* _Exercice 1_
Recopiez fidèlement toutes les lignes des enregistrements qui suivent, de la première à la dernière, sans rien y changer.

* _Extrait à lire_
En principe, une guerre c'est simple. Tous les enfants y jouent. Ils mettent face à face des soldats, des tanks, font voler des avions et se tirent dessus. En fait, la guerre, c'était simple. Maintenant, plus personne ne la déclare et presque tous les pays la connaissent, y sont impliqués d'une manière ou d'une autre.
 
Les gens meurent, des soldats partent, les blessés sont aussi des civils, et l'on parle d'opération de maintien de la paix, d'opération anti-terroristes. On n'ose plus dire la guerre. C'est un gros mot. Ca brûle les lèvres, c'est amer en bouche. Un goût de terre, un goût de sang. Et pour cause. Tout l'intérêt de notre civilisation européenne est d'avoir mis la guerre hors la loi, hors nos frontières, hors l'acceptable. Celui qui déclare la guerre est le fautif, car il est le barbare. Donc plus personne ne déclare de guerre et chacun la fait en silence.
 

En Ukraine aussi, la situation évolue de manière surréaliste. L'UE et les Etats Unis accusent la Russie de provoquer l'escalade du conflit, quand ils soutiennent financièrement et matériellement l'armée ukrainienne et ses étranges divisions, comme Pravyi Sector ou la Garde Nationale. Le tout en refusant de reconnaître que l'Ukraine est en guerre, contre elle-même, car elle doit signer l'accord avec l'UE et les structures qui le font doivent être légitimes. En temps de guerre, ce n'est pas possible. Donc tout le monde ferme les yeux sur les crimes de guerre commis par l'armée ukrainienne, contre la population civile et les combattants: recours aux armes chimiques, à l'artillerie lourde en zone d'habitation, déplacements massifs de populations etc.

* _Annotations des éléments de la page_
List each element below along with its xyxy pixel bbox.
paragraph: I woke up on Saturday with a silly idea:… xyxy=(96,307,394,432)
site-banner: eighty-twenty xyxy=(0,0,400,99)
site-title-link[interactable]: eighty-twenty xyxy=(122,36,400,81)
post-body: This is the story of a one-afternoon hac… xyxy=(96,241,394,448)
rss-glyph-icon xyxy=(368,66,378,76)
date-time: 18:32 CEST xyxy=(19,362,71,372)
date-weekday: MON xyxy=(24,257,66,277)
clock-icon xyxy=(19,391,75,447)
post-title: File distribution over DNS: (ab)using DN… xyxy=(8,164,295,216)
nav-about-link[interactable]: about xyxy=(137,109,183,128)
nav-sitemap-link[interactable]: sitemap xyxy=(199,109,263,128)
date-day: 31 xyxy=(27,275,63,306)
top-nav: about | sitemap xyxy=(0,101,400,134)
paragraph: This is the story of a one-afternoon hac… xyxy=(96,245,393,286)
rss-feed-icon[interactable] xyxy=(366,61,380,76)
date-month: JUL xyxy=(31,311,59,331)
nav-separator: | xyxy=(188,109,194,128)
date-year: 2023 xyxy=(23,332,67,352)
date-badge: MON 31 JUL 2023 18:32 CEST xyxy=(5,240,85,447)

* _Exercice 2_
D'après l'extrait à lire, de quoi l'UE et les États-Unis accusent-ils la Russie ?

* _Corrigé 1_
List each element below along with its xyxy pixel bbox.
paragraph: I woke up on Saturday with a silly idea:… xyxy=(96,307,394,432)
site-banner: eighty-twenty xyxy=(0,0,400,99)
site-title-link[interactable]: eighty-twenty xyxy=(122,36,400,81)
post-body: This is the story of a one-afternoon hac… xyxy=(96,241,394,448)
rss-glyph-icon xyxy=(368,66,378,76)
date-time: 18:32 CEST xyxy=(19,362,71,372)
date-weekday: MON xyxy=(24,257,66,277)
clock-icon xyxy=(19,391,75,447)
post-title: File distribution over DNS: (ab)using DN… xyxy=(8,164,295,216)
nav-about-link[interactable]: about xyxy=(137,109,183,128)
nav-sitemap-link[interactable]: sitemap xyxy=(199,109,263,128)
date-day: 31 xyxy=(27,275,63,306)
top-nav: about | sitemap xyxy=(0,101,400,134)
paragraph: This is the story of a one-afternoon hac… xyxy=(96,245,393,286)
rss-feed-icon[interactable] xyxy=(366,61,380,76)
date-month: JUL xyxy=(31,311,59,331)
nav-separator: | xyxy=(188,109,194,128)
date-year: 2023 xyxy=(23,332,67,352)
date-badge: MON 31 JUL 2023 18:32 CEST xyxy=(5,240,85,447)

* _Corrigé 2_
Ils l'accusent de provoquer l'escalade du conflit en Ukraine.